- **GIVEN RECORDS**:
* Begin *

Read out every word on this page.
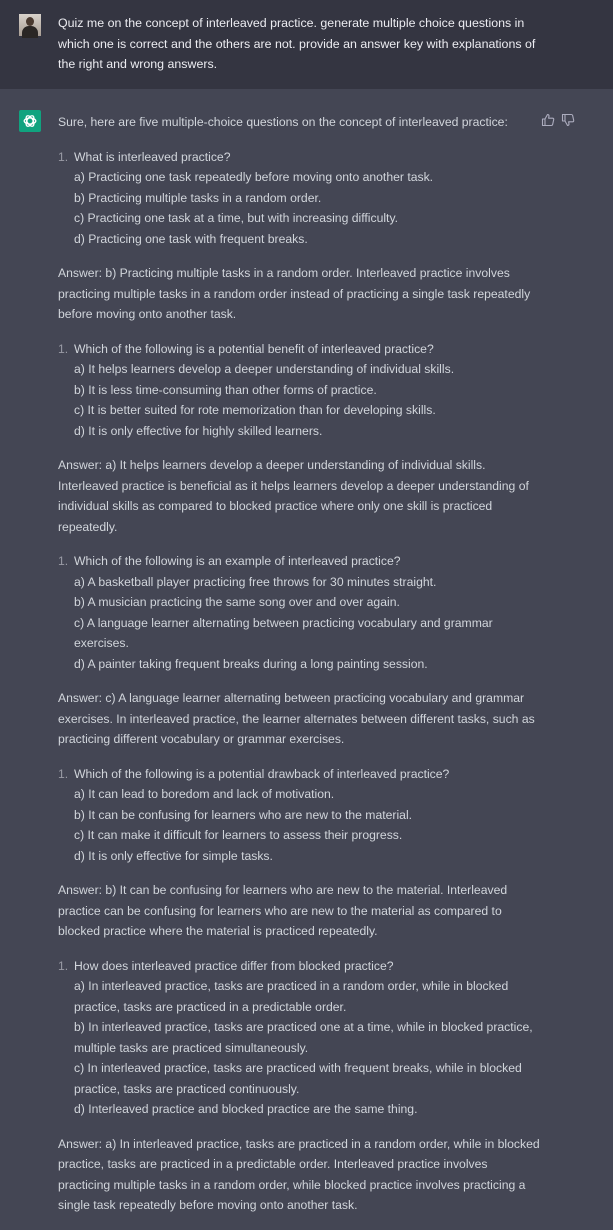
Quiz me on the concept of interleaved practice. generate multiple choice questions in which one is correct and the others are not. provide an answer key with explanations of the right and wrong answers.

Sure, here are five multiple-choice questions on the concept of interleaved practice:

1. What is interleaved practice?
a) Practicing one task repeatedly before moving onto another task.
b) Practicing multiple tasks in a random order.
c) Practicing one task at a time, but with increasing difficulty.
d) Practicing one task with frequent breaks.

Answer: b) Practicing multiple tasks in a random order. Interleaved practice involves practicing multiple tasks in a random order instead of practicing a single task repeatedly before moving onto another task.

1. Which of the following is a potential benefit of interleaved practice?
a) It helps learners develop a deeper understanding of individual skills.
b) It is less time-consuming than other forms of practice.
c) It is better suited for rote memorization than for developing skills.
d) It is only effective for highly skilled learners.

Answer: a) It helps learners develop a deeper understanding of individual skills. Interleaved practice is beneficial as it helps learners develop a deeper understanding of individual skills as compared to blocked practice where only one skill is practiced repeatedly.

1. Which of the following is an example of interleaved practice?
a) A basketball player practicing free throws for 30 minutes straight.
b) A musician practicing the same song over and over again.
c) A language learner alternating between practicing vocabulary and grammar exercises.
d) A painter taking frequent breaks during a long painting session.

Answer: c) A language learner alternating between practicing vocabulary and grammar exercises. In interleaved practice, the learner alternates between different tasks, such as practicing different vocabulary or grammar exercises.

1. Which of the following is a potential drawback of interleaved practice?
a) It can lead to boredom and lack of motivation.
b) It can be confusing for learners who are new to the material.
c) It can make it difficult for learners to assess their progress.
d) It is only effective for simple tasks.

Answer: b) It can be confusing for learners who are new to the material. Interleaved practice can be confusing for learners who are new to the material as compared to blocked practice where the material is practiced repeatedly.

1. How does interleaved practice differ from blocked practice?
a) In interleaved practice, tasks are practiced in a random order, while in blocked practice, tasks are practiced in a predictable order.
b) In interleaved practice, tasks are practiced one at a time, while in blocked practice, multiple tasks are practiced simultaneously.
c) In interleaved practice, tasks are practiced with frequent breaks, while in blocked practice, tasks are practiced continuously.
d) Interleaved practice and blocked practice are the same thing.

Answer: a) In interleaved practice, tasks are practiced in a random order, while in blocked practice, tasks are practiced in a predictable order. Interleaved practice involves practicing multiple tasks in a random order, while blocked practice involves practicing a single task repeatedly before moving onto another task.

* End *

- **TASK BRIEF**: In the entries above, identify each line that includes the string "involves", then copy it.

- **ANSWER TO THIS EXERCISE**:
Answer: b) Practicing multiple tasks in a random order. Interleaved practice involves practicing multiple tasks in a random order instead of practicing a single task repeatedly before moving onto another task.
Answer: a) In interleaved practice, tasks are practiced in a random order, while in blocked practice, tasks are practiced in a predictable order. Interleaved practice involves practicing multiple tasks in a random order, while blocked practice involves practicing a single task repeatedly before moving onto another task.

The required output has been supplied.